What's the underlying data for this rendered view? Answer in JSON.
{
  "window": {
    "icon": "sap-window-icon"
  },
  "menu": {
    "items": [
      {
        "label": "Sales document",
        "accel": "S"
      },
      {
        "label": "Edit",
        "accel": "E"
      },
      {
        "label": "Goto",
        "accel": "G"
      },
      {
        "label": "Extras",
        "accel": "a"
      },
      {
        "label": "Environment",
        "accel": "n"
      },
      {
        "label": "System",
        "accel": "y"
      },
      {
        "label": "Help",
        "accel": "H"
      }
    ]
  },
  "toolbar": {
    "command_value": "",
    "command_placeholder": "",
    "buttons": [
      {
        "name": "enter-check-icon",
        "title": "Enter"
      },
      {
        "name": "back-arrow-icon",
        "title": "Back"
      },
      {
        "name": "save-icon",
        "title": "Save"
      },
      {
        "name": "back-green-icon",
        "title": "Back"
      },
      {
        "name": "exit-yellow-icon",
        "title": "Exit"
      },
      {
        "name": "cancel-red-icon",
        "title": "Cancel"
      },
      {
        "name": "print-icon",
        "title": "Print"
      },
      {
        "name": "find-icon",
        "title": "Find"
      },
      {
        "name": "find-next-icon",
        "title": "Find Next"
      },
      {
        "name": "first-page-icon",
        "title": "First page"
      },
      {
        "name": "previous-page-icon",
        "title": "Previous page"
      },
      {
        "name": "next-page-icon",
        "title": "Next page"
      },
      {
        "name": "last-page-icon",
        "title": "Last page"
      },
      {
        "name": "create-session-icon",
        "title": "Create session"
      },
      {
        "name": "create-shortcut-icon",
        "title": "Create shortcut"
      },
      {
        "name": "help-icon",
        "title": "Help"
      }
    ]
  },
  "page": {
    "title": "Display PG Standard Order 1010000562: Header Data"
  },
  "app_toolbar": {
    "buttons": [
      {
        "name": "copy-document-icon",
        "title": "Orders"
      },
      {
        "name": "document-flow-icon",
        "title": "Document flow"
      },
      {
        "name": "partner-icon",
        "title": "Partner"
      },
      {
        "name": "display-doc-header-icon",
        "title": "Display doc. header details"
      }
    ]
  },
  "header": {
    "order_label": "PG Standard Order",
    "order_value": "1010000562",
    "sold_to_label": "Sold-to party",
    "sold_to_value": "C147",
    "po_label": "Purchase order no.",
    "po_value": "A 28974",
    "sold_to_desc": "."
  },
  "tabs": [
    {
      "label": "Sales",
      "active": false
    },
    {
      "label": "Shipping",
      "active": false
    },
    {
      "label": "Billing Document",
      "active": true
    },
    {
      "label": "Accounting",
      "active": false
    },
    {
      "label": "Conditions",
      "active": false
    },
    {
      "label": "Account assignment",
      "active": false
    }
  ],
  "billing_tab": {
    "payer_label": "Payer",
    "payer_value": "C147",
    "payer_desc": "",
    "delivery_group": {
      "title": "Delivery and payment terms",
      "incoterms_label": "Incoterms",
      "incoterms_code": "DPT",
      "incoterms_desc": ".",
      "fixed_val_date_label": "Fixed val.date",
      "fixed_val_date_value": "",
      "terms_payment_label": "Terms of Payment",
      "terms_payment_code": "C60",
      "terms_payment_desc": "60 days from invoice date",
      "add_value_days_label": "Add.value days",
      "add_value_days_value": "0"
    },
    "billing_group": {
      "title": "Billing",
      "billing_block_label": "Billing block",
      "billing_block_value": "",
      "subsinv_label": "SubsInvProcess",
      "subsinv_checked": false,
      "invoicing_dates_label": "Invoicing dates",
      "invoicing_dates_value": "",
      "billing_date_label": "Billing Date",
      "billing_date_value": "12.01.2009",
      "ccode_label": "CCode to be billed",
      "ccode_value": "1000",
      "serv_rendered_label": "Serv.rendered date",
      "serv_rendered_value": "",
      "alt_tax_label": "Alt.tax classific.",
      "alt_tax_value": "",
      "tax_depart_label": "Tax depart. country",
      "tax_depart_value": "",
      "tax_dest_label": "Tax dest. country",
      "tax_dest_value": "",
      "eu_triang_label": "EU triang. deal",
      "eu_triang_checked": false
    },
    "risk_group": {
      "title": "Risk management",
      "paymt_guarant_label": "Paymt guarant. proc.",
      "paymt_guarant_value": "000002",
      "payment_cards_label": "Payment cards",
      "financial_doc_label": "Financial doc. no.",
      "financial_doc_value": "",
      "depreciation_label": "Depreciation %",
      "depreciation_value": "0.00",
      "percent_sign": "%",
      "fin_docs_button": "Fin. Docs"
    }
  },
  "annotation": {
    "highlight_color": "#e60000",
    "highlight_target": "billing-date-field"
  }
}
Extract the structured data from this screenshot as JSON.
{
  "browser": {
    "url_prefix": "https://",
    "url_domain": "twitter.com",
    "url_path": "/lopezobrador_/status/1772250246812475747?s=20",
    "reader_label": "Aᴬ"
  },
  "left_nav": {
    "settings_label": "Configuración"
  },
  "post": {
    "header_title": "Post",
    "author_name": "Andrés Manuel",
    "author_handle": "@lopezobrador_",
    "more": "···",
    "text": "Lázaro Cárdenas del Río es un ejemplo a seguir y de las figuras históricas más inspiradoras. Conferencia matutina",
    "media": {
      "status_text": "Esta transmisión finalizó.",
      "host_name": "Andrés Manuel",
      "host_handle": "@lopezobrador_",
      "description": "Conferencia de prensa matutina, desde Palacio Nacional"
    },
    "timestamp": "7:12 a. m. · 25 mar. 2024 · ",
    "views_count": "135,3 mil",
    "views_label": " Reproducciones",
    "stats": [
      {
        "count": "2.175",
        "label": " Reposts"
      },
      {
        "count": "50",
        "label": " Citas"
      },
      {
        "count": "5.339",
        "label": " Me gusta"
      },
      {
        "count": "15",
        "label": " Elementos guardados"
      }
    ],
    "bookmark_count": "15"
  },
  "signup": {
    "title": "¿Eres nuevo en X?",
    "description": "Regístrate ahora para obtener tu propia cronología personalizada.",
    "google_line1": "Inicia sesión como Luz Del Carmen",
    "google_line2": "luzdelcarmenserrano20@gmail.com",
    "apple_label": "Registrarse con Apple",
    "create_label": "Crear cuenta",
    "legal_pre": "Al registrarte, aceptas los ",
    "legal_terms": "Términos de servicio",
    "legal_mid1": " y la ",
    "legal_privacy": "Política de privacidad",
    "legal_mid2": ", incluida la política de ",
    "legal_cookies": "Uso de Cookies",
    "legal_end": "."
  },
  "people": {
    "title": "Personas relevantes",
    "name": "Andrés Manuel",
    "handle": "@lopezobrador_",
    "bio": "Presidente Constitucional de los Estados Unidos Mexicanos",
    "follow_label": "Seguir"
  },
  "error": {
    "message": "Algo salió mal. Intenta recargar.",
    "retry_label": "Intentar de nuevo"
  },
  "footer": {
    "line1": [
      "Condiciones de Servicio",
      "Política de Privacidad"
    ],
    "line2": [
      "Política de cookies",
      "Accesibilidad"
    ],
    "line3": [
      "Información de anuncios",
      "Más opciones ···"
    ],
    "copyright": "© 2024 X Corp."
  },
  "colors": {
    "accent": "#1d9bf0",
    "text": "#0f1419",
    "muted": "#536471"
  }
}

== Given problem ==
The full set of records should be duplicated exactly.

== Solution to the problem ==
What's the underlying data for this rendered view? Answer in JSON.
{
  "window": {
    "icon": "sap-window-icon"
  },
  "menu": {
    "items": [
      {
        "label": "Sales document",
        "accel": "S"
      },
      {
        "label": "Edit",
        "accel": "E"
      },
      {
        "label": "Goto",
        "accel": "G"
      },
      {
        "label": "Extras",
        "accel": "a"
      },
      {
        "label": "Environment",
        "accel": "n"
      },
      {
        "label": "System",
        "accel": "y"
      },
      {
        "label": "Help",
        "accel": "H"
      }
    ]
  },
  "toolbar": {
    "command_value": "",
    "command_placeholder": "",
    "buttons": [
      {
        "name": "enter-check-icon",
        "title": "Enter"
      },
      {
        "name": "back-arrow-icon",
        "title": "Back"
      },
      {
        "name": "save-icon",
        "title": "Save"
      },
      {
        "name": "back-green-icon",
        "title": "Back"
      },
      {
        "name": "exit-yellow-icon",
        "title": "Exit"
      },
      {
        "name": "cancel-red-icon",
        "title": "Cancel"
      },
      {
        "name": "print-icon",
        "title": "Print"
      },
      {
        "name": "find-icon",
        "title": "Find"
      },
      {
        "name": "find-next-icon",
        "title": "Find Next"
      },
      {
        "name": "first-page-icon",
        "title": "First page"
      },
      {
        "name": "previous-page-icon",
        "title": "Previous page"
      },
      {
        "name": "next-page-icon",
        "title": "Next page"
      },
      {
        "name": "last-page-icon",
        "title": "Last page"
      },
      {
        "name": "create-session-icon",
        "title": "Create session"
      },
      {
        "name": "create-shortcut-icon",
        "title": "Create shortcut"
      },
      {
        "name": "help-icon",
        "title": "Help"
      }
    ]
  },
  "page": {
    "title": "Display PG Standard Order 1010000562: Header Data"
  },
  "app_toolbar": {
    "buttons": [
      {
        "name": "copy-document-icon",
        "title": "Orders"
      },
      {
        "name": "document-flow-icon",
        "title": "Document flow"
      },
      {
        "name": "partner-icon",
        "title": "Partner"
      },
      {
        "name": "display-doc-header-icon",
        "title": "Display doc. header details"
      }
    ]
  },
  "header": {
    "order_label": "PG Standard Order",
    "order_value": "1010000562",
    "sold_to_label": "Sold-to party",
    "sold_to_value": "C147",
    "po_label": "Purchase order no.",
    "po_value": "A 28974",
    "sold_to_desc": "."
  },
  "tabs": [
    {
      "label": "Sales",
      "active": false
    },
    {
      "label": "Shipping",
      "active": false
    },
    {
      "label": "Billing Document",
      "active": true
    },
    {
      "label": "Accounting",
      "active": false
    },
    {
      "label": "Conditions",
      "active": false
    },
    {
      "label": "Account assignment",
      "active": false
    }
  ],
  "billing_tab": {
    "payer_label": "Payer",
    "payer_value": "C147",
    "payer_desc": "",
    "delivery_group": {
      "title": "Delivery and payment terms",
      "incoterms_label": "Incoterms",
      "incoterms_code": "DPT",
      "incoterms_desc": ".",
      "fixed_val_date_label": "Fixed val.date",
      "fixed_val_date_value": "",
      "terms_payment_label": "Terms of Payment",
      "terms_payment_code": "C60",
      "terms_payment_desc": "60 days from invoice date",
      "add_value_days_label": "Add.value days",
      "add_value_days_value": "0"
    },
    "billing_group": {
      "title": "Billing",
      "billing_block_label": "Billing block",
      "billing_block_value": "",
      "subsinv_label": "SubsInvProcess",
      "subsinv_checked": false,
      "invoicing_dates_label": "Invoicing dates",
      "invoicing_dates_value": "",
      "billing_date_label": "Billing Date",
      "billing_date_value": "12.01.2009",
      "ccode_label": "CCode to be billed",
      "ccode_value": "1000",
      "serv_rendered_label": "Serv.rendered date",
      "serv_rendered_value": "",
      "alt_tax_label": "Alt.tax classific.",
      "alt_tax_value": "",
      "tax_depart_label": "Tax depart. country",
      "tax_depart_value": "",
      "tax_dest_label": "Tax dest. country",
      "tax_dest_value": "",
      "eu_triang_label": "EU triang. deal",
      "eu_triang_checked": false
    },
    "risk_group": {
      "title": "Risk management",
      "paymt_guarant_label": "Paymt guarant. proc.",
      "paymt_guarant_value": "000002",
      "payment_cards_label": "Payment cards",
      "financial_doc_label": "Financial doc. no.",
      "financial_doc_value": "",
      "depreciation_label": "Depreciation %",
      "depreciation_value": "0.00",
      "percent_sign": "%",
      "fin_docs_button": "Fin. Docs"
    }
  },
  "annotation": {
    "highlight_color": "#e60000",
    "highlight_target": "billing-date-field"
  }
}
Extract the structured data from this screenshot as JSON.
{
  "browser": {
    "url_prefix": "https://",
    "url_domain": "twitter.com",
    "url_path": "/lopezobrador_/status/1772250246812475747?s=20",
    "reader_label": "Aᴬ"
  },
  "left_nav": {
    "settings_label": "Configuración"
  },
  "post": {
    "header_title": "Post",
    "author_name": "Andrés Manuel",
    "author_handle": "@lopezobrador_",
    "more": "···",
    "text": "Lázaro Cárdenas del Río es un ejemplo a seguir y de las figuras históricas más inspiradoras. Conferencia matutina",
    "media": {
      "status_text": "Esta transmisión finalizó.",
      "host_name": "Andrés Manuel",
      "host_handle": "@lopezobrador_",
      "description": "Conferencia de prensa matutina, desde Palacio Nacional"
    },
    "timestamp": "7:12 a. m. · 25 mar. 2024 · ",
    "views_count": "135,3 mil",
    "views_label": " Reproducciones",
    "stats": [
      {
        "count": "2.175",
        "label": " Reposts"
      },
      {
        "count": "50",
        "label": " Citas"
      },
      {
        "count": "5.339",
        "label": " Me gusta"
      },
      {
        "count": "15",
        "label": " Elementos guardados"
      }
    ],
    "bookmark_count": "15"
  },
  "signup": {
    "title": "¿Eres nuevo en X?",
    "description": "Regístrate ahora para obtener tu propia cronología personalizada.",
    "google_line1": "Inicia sesión como Luz Del Carmen",
    "google_line2": "luzdelcarmenserrano20@gmail.com",
    "apple_label": "Registrarse con Apple",
    "create_label": "Crear cuenta",
    "legal_pre": "Al registrarte, aceptas los ",
    "legal_terms": "Términos de servicio",
    "legal_mid1": " y la ",
    "legal_privacy": "Política de privacidad",
    "legal_mid2": ", incluida la política de ",
    "legal_cookies": "Uso de Cookies",
    "legal_end": "."
  },
  "people": {
    "title": "Personas relevantes",
    "name": "Andrés Manuel",
    "handle": "@lopezobrador_",
    "bio": "Presidente Constitucional de los Estados Unidos Mexicanos",
    "follow_label": "Seguir"
  },
  "error": {
    "message": "Algo salió mal. Intenta recargar.",
    "retry_label": "Intentar de nuevo"
  },
  "footer": {
    "line1": [
      "Condiciones de Servicio",
      "Política de Privacidad"
    ],
    "line2": [
      "Política de cookies",
      "Accesibilidad"
    ],
    "line3": [
      "Información de anuncios",
      "Más opciones ···"
    ],
    "copyright": "© 2024 X Corp."
  },
  "colors": {
    "accent": "#1d9bf0",
    "text": "#0f1419",
    "muted": "#536471"
  }
}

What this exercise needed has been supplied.